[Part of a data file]
○ ○ ○ ○ ○ ○ ○
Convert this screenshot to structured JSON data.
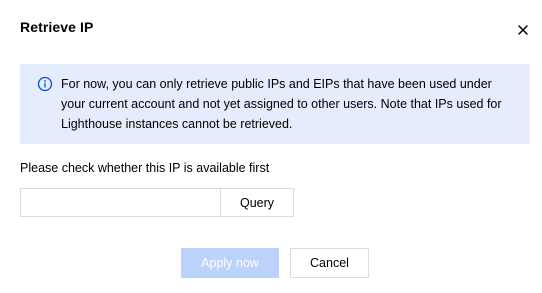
{
  "dialog": {
    "title": "Retrieve IP",
    "close_icon": "close-icon"
  },
  "notice": {
    "icon": "info-circle-icon",
    "text": "For now, you can only retrieve public IPs and EIPs that have been used under your current account and not yet assigned to other users. Note that IPs used for Lighthouse instances cannot be retrieved."
  },
  "check": {
    "label": "Please check whether this IP is available first",
    "input_value": "",
    "input_placeholder": "",
    "query_label": "Query"
  },
  "footer": {
    "apply_label": "Apply now",
    "cancel_label": "Cancel"
  },
  "colors": {
    "notice_bg": "#e5ecfc",
    "info_icon": "#0052d9",
    "apply_disabled_bg": "#bbd3fb",
    "border": "#dcdcdc"
  }
}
○ ○ ○ ○ ○ ○ ○
[TO BE DONE] The pictures should not be reproduced; quote all of the other material exactly.

[FULL RESPONSE]
Convert this screenshot to structured JSON data.
{
  "dialog": {
    "title": "Retrieve IP",
    "close_icon": "close-icon"
  },
  "notice": {
    "icon": "info-circle-icon",
    "text": "For now, you can only retrieve public IPs and EIPs that have been used under your current account and not yet assigned to other users. Note that IPs used for Lighthouse instances cannot be retrieved."
  },
  "check": {
    "label": "Please check whether this IP is available first",
    "input_value": "",
    "input_placeholder": "",
    "query_label": "Query"
  },
  "footer": {
    "apply_label": "Apply now",
    "cancel_label": "Cancel"
  },
  "colors": {
    "notice_bg": "#e5ecfc",
    "info_icon": "#0052d9",
    "apply_disabled_bg": "#bbd3fb",
    "border": "#dcdcdc"
  }
}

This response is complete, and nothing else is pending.